> [What you are asked to do]
Retype the whole listing below, character for character.
####################
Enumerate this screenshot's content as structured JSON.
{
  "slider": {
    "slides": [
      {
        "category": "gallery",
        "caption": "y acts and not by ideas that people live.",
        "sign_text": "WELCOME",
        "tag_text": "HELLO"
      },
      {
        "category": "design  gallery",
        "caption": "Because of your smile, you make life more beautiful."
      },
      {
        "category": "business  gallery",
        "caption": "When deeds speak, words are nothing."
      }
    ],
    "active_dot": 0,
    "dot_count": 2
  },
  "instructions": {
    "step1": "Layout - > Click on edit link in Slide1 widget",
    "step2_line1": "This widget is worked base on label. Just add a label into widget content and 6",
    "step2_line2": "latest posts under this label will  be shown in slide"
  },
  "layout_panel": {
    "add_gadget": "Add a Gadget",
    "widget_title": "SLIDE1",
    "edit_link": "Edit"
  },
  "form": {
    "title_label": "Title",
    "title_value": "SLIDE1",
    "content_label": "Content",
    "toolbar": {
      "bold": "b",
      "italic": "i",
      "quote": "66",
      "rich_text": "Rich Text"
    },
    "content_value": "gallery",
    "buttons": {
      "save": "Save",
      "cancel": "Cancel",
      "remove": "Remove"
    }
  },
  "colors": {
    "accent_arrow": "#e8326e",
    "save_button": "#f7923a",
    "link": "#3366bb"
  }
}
####################
> [Final result]
Enumerate this screenshot's content as structured JSON.
{
  "slider": {
    "slides": [
      {
        "category": "gallery",
        "caption": "y acts and not by ideas that people live.",
        "sign_text": "WELCOME",
        "tag_text": "HELLO"
      },
      {
        "category": "design  gallery",
        "caption": "Because of your smile, you make life more beautiful."
      },
      {
        "category": "business  gallery",
        "caption": "When deeds speak, words are nothing."
      }
    ],
    "active_dot": 0,
    "dot_count": 2
  },
  "instructions": {
    "step1": "Layout - > Click on edit link in Slide1 widget",
    "step2_line1": "This widget is worked base on label. Just add a label into widget content and 6",
    "step2_line2": "latest posts under this label will  be shown in slide"
  },
  "layout_panel": {
    "add_gadget": "Add a Gadget",
    "widget_title": "SLIDE1",
    "edit_link": "Edit"
  },
  "form": {
    "title_label": "Title",
    "title_value": "SLIDE1",
    "content_label": "Content",
    "toolbar": {
      "bold": "b",
      "italic": "i",
      "quote": "66",
      "rich_text": "Rich Text"
    },
    "content_value": "gallery",
    "buttons": {
      "save": "Save",
      "cancel": "Cancel",
      "remove": "Remove"
    }
  },
  "colors": {
    "accent_arrow": "#e8326e",
    "save_button": "#f7923a",
    "link": "#3366bb"
  }
}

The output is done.